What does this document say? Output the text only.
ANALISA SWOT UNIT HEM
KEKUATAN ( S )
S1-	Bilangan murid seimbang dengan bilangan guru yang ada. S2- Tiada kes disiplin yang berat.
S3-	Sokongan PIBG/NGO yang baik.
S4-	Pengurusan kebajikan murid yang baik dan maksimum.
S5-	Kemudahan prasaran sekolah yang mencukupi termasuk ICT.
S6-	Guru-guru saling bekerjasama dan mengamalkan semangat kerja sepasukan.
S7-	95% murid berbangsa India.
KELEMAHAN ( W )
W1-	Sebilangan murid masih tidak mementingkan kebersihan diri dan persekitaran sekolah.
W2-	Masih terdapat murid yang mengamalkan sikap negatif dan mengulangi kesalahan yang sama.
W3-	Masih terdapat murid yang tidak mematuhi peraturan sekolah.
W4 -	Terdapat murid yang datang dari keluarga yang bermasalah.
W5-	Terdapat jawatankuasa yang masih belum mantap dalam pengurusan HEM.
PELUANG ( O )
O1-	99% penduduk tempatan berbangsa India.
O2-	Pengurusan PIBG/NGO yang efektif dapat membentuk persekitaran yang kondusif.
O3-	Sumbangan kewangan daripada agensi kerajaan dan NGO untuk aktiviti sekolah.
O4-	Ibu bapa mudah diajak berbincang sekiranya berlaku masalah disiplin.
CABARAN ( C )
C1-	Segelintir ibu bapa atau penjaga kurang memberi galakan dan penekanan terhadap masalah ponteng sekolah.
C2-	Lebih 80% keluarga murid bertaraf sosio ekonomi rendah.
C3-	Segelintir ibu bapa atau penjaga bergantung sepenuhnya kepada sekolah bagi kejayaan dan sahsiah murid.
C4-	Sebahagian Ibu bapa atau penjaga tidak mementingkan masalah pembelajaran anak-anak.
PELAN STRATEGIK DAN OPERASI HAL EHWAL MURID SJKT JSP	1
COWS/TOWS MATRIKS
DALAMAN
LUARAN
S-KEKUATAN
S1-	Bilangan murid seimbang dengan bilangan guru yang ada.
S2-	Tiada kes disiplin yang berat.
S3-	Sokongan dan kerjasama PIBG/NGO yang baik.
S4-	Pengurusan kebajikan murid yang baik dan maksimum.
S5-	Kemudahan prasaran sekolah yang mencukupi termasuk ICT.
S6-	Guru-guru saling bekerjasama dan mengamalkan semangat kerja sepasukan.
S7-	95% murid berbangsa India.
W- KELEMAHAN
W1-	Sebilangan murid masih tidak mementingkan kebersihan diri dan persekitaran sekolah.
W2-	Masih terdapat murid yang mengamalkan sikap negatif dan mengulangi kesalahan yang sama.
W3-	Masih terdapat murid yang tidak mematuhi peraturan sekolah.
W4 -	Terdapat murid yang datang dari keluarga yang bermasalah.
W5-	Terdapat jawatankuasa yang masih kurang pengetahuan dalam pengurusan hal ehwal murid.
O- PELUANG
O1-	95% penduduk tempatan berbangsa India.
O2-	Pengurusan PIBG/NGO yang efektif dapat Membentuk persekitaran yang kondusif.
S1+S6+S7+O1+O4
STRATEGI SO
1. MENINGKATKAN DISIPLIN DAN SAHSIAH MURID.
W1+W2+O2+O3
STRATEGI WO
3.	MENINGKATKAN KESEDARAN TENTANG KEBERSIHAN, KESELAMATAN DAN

==================================================

◆ What the task asks
Using the listing above, show each line holding the string "India".

◆ Solved exercise
S7-	95% murid berbangsa India.
O1-	99% penduduk tempatan berbangsa India.
S7-	95% murid berbangsa India.
O1-	95% penduduk tempatan berbangsa India.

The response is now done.